Where a line holds the string "this", return that line.

## [Rows from a dataset]
BEGIN
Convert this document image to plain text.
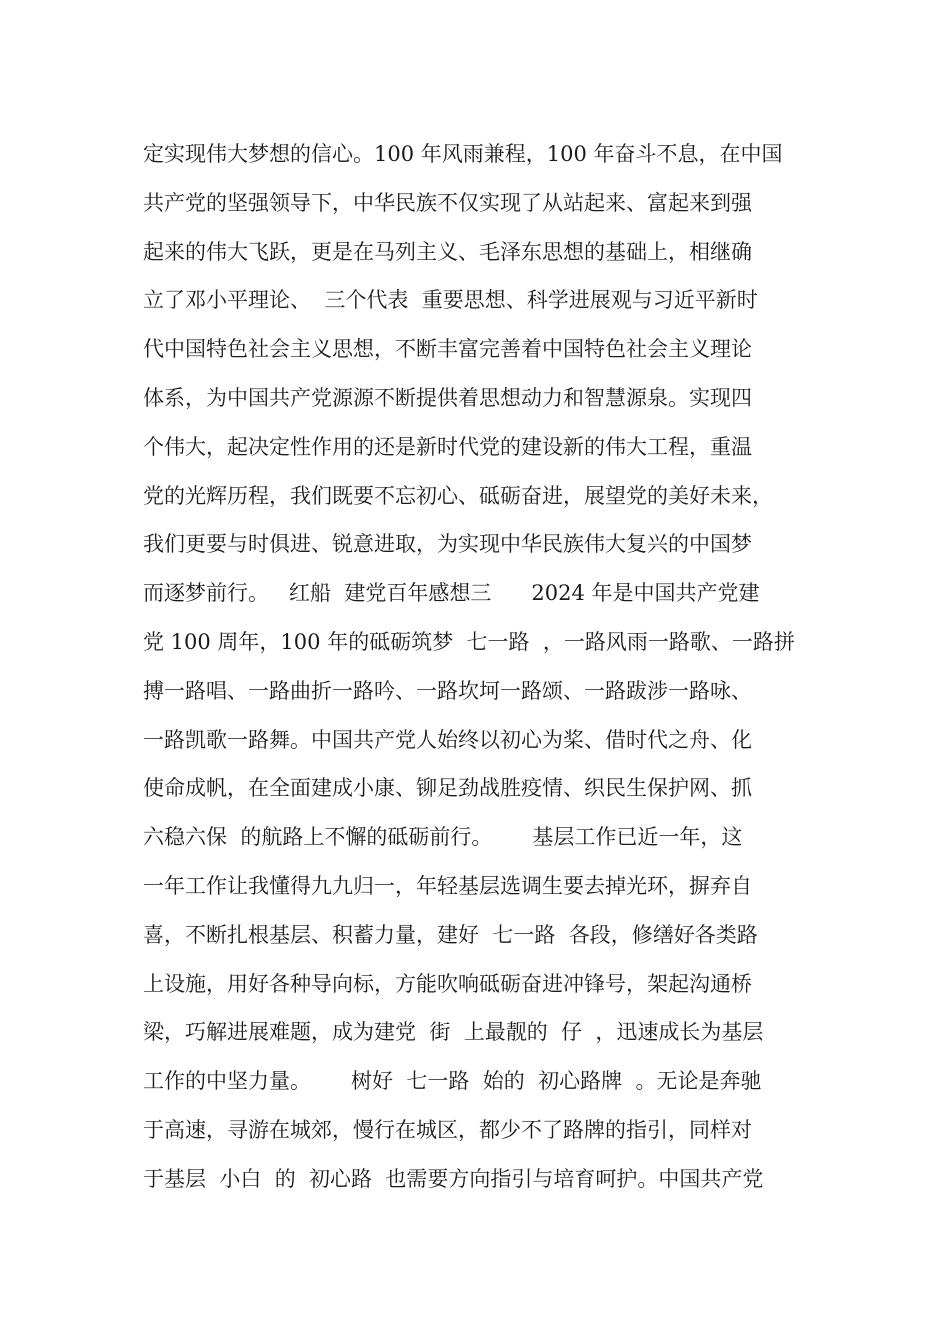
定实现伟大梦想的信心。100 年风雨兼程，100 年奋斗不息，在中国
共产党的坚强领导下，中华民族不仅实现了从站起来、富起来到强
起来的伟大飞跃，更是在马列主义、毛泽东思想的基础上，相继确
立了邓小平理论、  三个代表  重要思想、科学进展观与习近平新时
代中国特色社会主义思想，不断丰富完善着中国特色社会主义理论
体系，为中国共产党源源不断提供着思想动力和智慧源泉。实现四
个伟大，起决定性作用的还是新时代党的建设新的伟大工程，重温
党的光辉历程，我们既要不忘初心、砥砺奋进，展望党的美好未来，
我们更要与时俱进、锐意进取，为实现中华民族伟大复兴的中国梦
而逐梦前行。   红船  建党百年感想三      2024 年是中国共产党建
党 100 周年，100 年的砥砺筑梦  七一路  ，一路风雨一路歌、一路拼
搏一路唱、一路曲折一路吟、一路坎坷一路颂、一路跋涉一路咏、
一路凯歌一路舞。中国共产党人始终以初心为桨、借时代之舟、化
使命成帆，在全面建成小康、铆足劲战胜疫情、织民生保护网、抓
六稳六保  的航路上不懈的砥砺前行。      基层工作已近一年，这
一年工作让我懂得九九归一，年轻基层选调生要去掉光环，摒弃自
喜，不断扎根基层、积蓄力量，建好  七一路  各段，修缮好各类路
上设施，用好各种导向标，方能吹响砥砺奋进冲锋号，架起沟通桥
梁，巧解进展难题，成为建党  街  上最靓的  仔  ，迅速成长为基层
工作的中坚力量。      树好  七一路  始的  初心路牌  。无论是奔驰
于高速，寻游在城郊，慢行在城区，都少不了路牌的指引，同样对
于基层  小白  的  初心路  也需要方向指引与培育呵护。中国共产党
END
BEGIN
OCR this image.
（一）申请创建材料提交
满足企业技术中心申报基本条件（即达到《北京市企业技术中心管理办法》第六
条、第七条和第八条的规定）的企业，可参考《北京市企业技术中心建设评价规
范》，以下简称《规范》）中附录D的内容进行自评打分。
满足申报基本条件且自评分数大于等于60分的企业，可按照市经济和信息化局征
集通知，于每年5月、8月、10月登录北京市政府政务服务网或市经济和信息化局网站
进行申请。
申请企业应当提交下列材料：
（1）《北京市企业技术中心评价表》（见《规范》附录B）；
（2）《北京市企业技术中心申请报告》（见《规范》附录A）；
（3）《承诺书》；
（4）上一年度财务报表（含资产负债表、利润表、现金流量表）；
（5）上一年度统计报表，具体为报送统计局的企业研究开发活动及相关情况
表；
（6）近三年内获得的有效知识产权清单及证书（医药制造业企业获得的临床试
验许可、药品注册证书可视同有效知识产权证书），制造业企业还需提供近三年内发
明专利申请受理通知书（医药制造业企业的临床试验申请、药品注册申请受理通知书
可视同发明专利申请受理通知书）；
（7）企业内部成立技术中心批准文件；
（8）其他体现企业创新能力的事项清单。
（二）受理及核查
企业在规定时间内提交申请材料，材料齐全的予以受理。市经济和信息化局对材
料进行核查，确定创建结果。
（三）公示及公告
END
## [Worked solution]
Convert this document image to plain text.
OCR this image.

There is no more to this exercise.